— TASK GOAL —
An exact copy of every record is needed.

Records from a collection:
####################
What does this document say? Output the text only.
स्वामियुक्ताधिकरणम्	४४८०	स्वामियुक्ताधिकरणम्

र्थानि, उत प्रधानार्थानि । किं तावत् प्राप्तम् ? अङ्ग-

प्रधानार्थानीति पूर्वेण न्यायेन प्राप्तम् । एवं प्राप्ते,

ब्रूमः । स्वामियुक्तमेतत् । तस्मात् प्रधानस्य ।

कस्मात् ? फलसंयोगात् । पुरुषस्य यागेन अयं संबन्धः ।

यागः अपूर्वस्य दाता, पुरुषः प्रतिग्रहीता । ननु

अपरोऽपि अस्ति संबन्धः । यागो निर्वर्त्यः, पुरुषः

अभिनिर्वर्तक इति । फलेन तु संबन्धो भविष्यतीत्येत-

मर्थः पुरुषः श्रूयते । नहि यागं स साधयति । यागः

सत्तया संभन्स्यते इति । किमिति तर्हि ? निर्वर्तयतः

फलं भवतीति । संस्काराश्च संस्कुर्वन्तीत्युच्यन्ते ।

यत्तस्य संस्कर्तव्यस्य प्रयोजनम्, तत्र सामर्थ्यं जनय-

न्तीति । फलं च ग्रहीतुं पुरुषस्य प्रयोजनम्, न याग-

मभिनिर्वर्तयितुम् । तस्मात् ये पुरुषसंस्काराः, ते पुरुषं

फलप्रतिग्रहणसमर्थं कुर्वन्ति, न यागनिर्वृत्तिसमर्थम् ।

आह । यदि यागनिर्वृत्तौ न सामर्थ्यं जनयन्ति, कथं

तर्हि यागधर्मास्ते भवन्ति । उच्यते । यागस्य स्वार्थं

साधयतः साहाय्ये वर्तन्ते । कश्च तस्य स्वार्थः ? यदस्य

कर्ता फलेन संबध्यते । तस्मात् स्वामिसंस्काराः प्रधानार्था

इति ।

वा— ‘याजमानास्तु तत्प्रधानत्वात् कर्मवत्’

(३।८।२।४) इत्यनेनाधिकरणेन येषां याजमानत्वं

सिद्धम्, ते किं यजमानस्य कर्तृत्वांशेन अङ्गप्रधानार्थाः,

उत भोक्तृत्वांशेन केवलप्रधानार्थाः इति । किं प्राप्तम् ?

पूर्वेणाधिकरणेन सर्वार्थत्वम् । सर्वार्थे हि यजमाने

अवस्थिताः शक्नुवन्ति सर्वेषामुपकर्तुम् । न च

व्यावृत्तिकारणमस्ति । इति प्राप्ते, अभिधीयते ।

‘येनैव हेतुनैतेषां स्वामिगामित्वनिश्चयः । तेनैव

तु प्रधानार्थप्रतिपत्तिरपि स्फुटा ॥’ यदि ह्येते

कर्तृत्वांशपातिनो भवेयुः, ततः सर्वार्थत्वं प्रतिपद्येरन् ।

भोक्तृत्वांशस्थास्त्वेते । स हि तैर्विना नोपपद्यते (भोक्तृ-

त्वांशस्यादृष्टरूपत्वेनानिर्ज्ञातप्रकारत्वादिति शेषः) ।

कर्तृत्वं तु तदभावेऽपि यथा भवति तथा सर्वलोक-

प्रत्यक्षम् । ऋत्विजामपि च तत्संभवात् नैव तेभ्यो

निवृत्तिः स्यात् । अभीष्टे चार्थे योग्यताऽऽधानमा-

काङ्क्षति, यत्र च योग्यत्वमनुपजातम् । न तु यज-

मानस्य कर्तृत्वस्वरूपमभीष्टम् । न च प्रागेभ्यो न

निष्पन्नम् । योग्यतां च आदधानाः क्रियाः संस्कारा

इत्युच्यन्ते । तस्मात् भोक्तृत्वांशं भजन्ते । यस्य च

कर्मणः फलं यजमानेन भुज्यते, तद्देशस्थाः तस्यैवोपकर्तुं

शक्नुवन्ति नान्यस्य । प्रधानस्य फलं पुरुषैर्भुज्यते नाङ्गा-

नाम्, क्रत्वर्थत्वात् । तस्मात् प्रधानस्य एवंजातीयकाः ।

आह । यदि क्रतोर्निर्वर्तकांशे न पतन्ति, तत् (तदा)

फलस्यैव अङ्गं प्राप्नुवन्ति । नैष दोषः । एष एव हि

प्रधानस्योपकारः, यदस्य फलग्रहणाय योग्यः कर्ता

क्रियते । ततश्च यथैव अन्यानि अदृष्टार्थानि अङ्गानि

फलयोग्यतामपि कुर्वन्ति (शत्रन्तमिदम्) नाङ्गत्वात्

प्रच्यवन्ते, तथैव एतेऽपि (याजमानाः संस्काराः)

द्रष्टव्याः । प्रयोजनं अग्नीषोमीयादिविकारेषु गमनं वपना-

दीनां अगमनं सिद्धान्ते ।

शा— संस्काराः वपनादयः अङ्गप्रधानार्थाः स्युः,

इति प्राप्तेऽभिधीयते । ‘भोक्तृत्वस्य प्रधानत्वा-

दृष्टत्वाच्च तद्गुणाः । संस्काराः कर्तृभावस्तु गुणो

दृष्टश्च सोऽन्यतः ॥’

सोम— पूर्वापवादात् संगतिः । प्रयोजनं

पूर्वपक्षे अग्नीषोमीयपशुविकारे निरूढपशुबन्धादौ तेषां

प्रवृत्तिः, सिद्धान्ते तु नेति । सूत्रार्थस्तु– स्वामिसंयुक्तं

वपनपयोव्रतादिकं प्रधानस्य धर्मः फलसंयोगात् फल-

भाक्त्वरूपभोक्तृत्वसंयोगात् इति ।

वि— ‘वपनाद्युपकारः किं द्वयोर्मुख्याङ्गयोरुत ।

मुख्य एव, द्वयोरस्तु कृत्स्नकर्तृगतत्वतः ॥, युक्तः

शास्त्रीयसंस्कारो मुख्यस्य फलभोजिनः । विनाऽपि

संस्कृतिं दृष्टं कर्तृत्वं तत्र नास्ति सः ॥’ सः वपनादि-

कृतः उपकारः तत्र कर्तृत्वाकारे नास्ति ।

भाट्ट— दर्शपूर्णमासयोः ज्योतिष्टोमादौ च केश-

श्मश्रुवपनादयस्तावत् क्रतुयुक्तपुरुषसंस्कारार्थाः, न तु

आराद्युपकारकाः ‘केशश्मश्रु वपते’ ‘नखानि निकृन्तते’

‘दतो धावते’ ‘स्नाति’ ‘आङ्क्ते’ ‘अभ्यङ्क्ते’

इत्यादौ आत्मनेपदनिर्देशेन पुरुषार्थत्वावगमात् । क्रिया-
####################
— EXERCISE SOLUTION —
What does this document say? Output the text only.
स्वामियुक्ताधिकरणम्	४४८०	स्वामियुक्ताधिकरणम्

र्थानि, उत प्रधानार्थानि । किं तावत् प्राप्तम् ? अङ्ग-

प्रधानार्थानीति पूर्वेण न्यायेन प्राप्तम् । एवं प्राप्ते,

ब्रूमः । स्वामियुक्तमेतत् । तस्मात् प्रधानस्य ।

कस्मात् ? फलसंयोगात् । पुरुषस्य यागेन अयं संबन्धः ।

यागः अपूर्वस्य दाता, पुरुषः प्रतिग्रहीता । ननु

अपरोऽपि अस्ति संबन्धः । यागो निर्वर्त्यः, पुरुषः

अभिनिर्वर्तक इति । फलेन तु संबन्धो भविष्यतीत्येत-

मर्थः पुरुषः श्रूयते । नहि यागं स साधयति । यागः

सत्तया संभन्स्यते इति । किमिति तर्हि ? निर्वर्तयतः

फलं भवतीति । संस्काराश्च संस्कुर्वन्तीत्युच्यन्ते ।

यत्तस्य संस्कर्तव्यस्य प्रयोजनम्, तत्र सामर्थ्यं जनय-

न्तीति । फलं च ग्रहीतुं पुरुषस्य प्रयोजनम्, न याग-

मभिनिर्वर्तयितुम् । तस्मात् ये पुरुषसंस्काराः, ते पुरुषं

फलप्रतिग्रहणसमर्थं कुर्वन्ति, न यागनिर्वृत्तिसमर्थम् ।

आह । यदि यागनिर्वृत्तौ न सामर्थ्यं जनयन्ति, कथं

तर्हि यागधर्मास्ते भवन्ति । उच्यते । यागस्य स्वार्थं

साधयतः साहाय्ये वर्तन्ते । कश्च तस्य स्वार्थः ? यदस्य

कर्ता फलेन संबध्यते । तस्मात् स्वामिसंस्काराः प्रधानार्था

इति ।

वा— ‘याजमानास्तु तत्प्रधानत्वात् कर्मवत्’

(३।८।२।४) इत्यनेनाधिकरणेन येषां याजमानत्वं

सिद्धम्, ते किं यजमानस्य कर्तृत्वांशेन अङ्गप्रधानार्थाः,

उत भोक्तृत्वांशेन केवलप्रधानार्थाः इति । किं प्राप्तम् ?

पूर्वेणाधिकरणेन सर्वार्थत्वम् । सर्वार्थे हि यजमाने

अवस्थिताः शक्नुवन्ति सर्वेषामुपकर्तुम् । न च

व्यावृत्तिकारणमस्ति । इति प्राप्ते, अभिधीयते ।

‘येनैव हेतुनैतेषां स्वामिगामित्वनिश्चयः । तेनैव

तु प्रधानार्थप्रतिपत्तिरपि स्फुटा ॥’ यदि ह्येते

कर्तृत्वांशपातिनो भवेयुः, ततः सर्वार्थत्वं प्रतिपद्येरन् ।

भोक्तृत्वांशस्थास्त्वेते । स हि तैर्विना नोपपद्यते (भोक्तृ-

त्वांशस्यादृष्टरूपत्वेनानिर्ज्ञातप्रकारत्वादिति शेषः) ।

कर्तृत्वं तु तदभावेऽपि यथा भवति तथा सर्वलोक-

प्रत्यक्षम् । ऋत्विजामपि च तत्संभवात् नैव तेभ्यो

निवृत्तिः स्यात् । अभीष्टे चार्थे योग्यताऽऽधानमा-

काङ्क्षति, यत्र च योग्यत्वमनुपजातम् । न तु यज-

मानस्य कर्तृत्वस्वरूपमभीष्टम् । न च प्रागेभ्यो न

निष्पन्नम् । योग्यतां च आदधानाः क्रियाः संस्कारा

इत्युच्यन्ते । तस्मात् भोक्तृत्वांशं भजन्ते । यस्य च

कर्मणः फलं यजमानेन भुज्यते, तद्देशस्थाः तस्यैवोपकर्तुं

शक्नुवन्ति नान्यस्य । प्रधानस्य फलं पुरुषैर्भुज्यते नाङ्गा-

नाम्, क्रत्वर्थत्वात् । तस्मात् प्रधानस्य एवंजातीयकाः ।

आह । यदि क्रतोर्निर्वर्तकांशे न पतन्ति, तत् (तदा)

फलस्यैव अङ्गं प्राप्नुवन्ति । नैष दोषः । एष एव हि

प्रधानस्योपकारः, यदस्य फलग्रहणाय योग्यः कर्ता

क्रियते । ततश्च यथैव अन्यानि अदृष्टार्थानि अङ्गानि

फलयोग्यतामपि कुर्वन्ति (शत्रन्तमिदम्) नाङ्गत्वात्

प्रच्यवन्ते, तथैव एतेऽपि (याजमानाः संस्काराः)

द्रष्टव्याः । प्रयोजनं अग्नीषोमीयादिविकारेषु गमनं वपना-

दीनां अगमनं सिद्धान्ते ।

शा— संस्काराः वपनादयः अङ्गप्रधानार्थाः स्युः,

इति प्राप्तेऽभिधीयते । ‘भोक्तृत्वस्य प्रधानत्वा-

दृष्टत्वाच्च तद्गुणाः । संस्काराः कर्तृभावस्तु गुणो

दृष्टश्च सोऽन्यतः ॥’

सोम— पूर्वापवादात् संगतिः । प्रयोजनं

पूर्वपक्षे अग्नीषोमीयपशुविकारे निरूढपशुबन्धादौ तेषां

प्रवृत्तिः, सिद्धान्ते तु नेति । सूत्रार्थस्तु– स्वामिसंयुक्तं

वपनपयोव्रतादिकं प्रधानस्य धर्मः फलसंयोगात् फल-

भाक्त्वरूपभोक्तृत्वसंयोगात् इति ।

वि— ‘वपनाद्युपकारः किं द्वयोर्मुख्याङ्गयोरुत ।

मुख्य एव, द्वयोरस्तु कृत्स्नकर्तृगतत्वतः ॥, युक्तः

शास्त्रीयसंस्कारो मुख्यस्य फलभोजिनः । विनाऽपि

संस्कृतिं दृष्टं कर्तृत्वं तत्र नास्ति सः ॥’ सः वपनादि-

कृतः उपकारः तत्र कर्तृत्वाकारे नास्ति ।

भाट्ट— दर्शपूर्णमासयोः ज्योतिष्टोमादौ च केश-

श्मश्रुवपनादयस्तावत् क्रतुयुक्तपुरुषसंस्कारार्थाः, न तु

आराद्युपकारकाः ‘केशश्मश्रु वपते’ ‘नखानि निकृन्तते’

‘दतो धावते’ ‘स्नाति’ ‘आङ्क्ते’ ‘अभ्यङ्क्ते’

इत्यादौ आत्मनेपदनिर्देशेन पुरुषार्थत्वावगमात् । क्रिया-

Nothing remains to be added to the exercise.